> [PROMPT]:
Tally every line of the listing below that holds "soul", then give the tally alone.

> [EXERCISE INPUT]:
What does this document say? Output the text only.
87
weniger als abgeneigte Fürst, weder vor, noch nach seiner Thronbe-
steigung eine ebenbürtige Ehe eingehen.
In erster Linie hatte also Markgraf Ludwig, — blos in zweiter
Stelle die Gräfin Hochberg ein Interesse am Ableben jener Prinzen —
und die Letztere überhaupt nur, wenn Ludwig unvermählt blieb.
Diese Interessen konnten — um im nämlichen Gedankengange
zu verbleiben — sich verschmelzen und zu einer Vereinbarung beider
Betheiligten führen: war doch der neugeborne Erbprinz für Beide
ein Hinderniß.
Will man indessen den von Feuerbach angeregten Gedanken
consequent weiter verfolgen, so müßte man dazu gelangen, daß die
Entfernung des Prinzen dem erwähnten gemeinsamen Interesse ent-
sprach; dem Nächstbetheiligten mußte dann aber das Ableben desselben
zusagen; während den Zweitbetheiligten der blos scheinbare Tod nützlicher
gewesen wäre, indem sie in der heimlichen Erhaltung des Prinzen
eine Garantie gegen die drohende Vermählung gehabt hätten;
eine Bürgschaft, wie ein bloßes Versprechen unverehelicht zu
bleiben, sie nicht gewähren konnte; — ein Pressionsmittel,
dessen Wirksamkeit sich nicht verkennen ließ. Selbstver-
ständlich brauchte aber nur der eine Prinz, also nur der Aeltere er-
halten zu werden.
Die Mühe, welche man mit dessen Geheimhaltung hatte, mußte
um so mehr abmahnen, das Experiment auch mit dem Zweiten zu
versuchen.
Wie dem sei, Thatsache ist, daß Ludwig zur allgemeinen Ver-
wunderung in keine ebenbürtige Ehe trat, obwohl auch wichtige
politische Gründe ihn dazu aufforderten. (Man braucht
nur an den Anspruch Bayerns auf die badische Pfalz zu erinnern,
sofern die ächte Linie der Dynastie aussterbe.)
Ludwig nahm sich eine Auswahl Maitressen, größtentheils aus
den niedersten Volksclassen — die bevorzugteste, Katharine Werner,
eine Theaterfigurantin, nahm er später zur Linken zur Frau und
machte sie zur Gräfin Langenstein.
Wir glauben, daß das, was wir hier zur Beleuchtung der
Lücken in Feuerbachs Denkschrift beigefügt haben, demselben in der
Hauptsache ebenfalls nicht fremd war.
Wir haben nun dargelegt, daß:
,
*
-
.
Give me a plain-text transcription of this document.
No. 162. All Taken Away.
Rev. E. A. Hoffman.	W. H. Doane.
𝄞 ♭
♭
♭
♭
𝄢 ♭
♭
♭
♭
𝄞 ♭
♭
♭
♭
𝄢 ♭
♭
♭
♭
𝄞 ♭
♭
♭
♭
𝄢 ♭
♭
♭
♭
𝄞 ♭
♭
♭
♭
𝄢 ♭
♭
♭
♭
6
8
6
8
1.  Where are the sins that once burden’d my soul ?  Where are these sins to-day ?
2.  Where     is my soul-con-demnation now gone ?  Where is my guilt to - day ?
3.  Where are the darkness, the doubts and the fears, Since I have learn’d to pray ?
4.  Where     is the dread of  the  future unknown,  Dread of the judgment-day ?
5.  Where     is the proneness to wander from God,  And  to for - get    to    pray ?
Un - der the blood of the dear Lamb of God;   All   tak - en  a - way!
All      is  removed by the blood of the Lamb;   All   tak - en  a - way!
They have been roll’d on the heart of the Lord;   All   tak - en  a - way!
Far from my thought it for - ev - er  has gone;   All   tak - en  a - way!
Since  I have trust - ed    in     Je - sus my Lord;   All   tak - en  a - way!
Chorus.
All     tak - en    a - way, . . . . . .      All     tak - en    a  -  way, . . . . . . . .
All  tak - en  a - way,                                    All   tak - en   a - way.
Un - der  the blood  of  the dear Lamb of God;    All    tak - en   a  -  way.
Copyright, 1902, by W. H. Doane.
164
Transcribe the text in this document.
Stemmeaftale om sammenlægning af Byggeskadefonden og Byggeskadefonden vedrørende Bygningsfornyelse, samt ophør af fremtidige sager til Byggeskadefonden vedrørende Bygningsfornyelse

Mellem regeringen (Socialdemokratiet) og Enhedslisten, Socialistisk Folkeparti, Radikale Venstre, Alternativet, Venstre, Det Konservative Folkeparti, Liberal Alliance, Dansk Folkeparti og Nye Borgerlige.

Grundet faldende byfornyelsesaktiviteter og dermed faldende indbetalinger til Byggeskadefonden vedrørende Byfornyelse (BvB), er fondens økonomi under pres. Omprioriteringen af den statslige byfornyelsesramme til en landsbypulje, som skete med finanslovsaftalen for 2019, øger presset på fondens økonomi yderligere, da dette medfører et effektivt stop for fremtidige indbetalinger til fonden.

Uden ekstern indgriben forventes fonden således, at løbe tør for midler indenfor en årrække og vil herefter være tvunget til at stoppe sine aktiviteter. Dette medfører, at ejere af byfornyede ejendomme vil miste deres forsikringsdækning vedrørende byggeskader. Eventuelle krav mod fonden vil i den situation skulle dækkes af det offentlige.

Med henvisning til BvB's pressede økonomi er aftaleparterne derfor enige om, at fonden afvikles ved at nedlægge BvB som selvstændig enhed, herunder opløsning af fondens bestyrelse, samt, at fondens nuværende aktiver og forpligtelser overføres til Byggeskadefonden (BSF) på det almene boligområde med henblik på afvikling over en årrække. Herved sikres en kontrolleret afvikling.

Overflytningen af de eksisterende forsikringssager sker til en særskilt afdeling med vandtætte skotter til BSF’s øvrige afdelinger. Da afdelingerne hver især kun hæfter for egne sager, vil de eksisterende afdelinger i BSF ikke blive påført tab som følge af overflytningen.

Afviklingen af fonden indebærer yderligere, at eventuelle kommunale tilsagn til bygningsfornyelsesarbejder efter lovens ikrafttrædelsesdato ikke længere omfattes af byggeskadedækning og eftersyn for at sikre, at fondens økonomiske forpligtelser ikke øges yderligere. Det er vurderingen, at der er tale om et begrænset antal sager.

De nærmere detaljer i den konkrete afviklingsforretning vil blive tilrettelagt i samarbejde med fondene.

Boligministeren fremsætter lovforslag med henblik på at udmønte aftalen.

> [TASK OUTPUT]:
2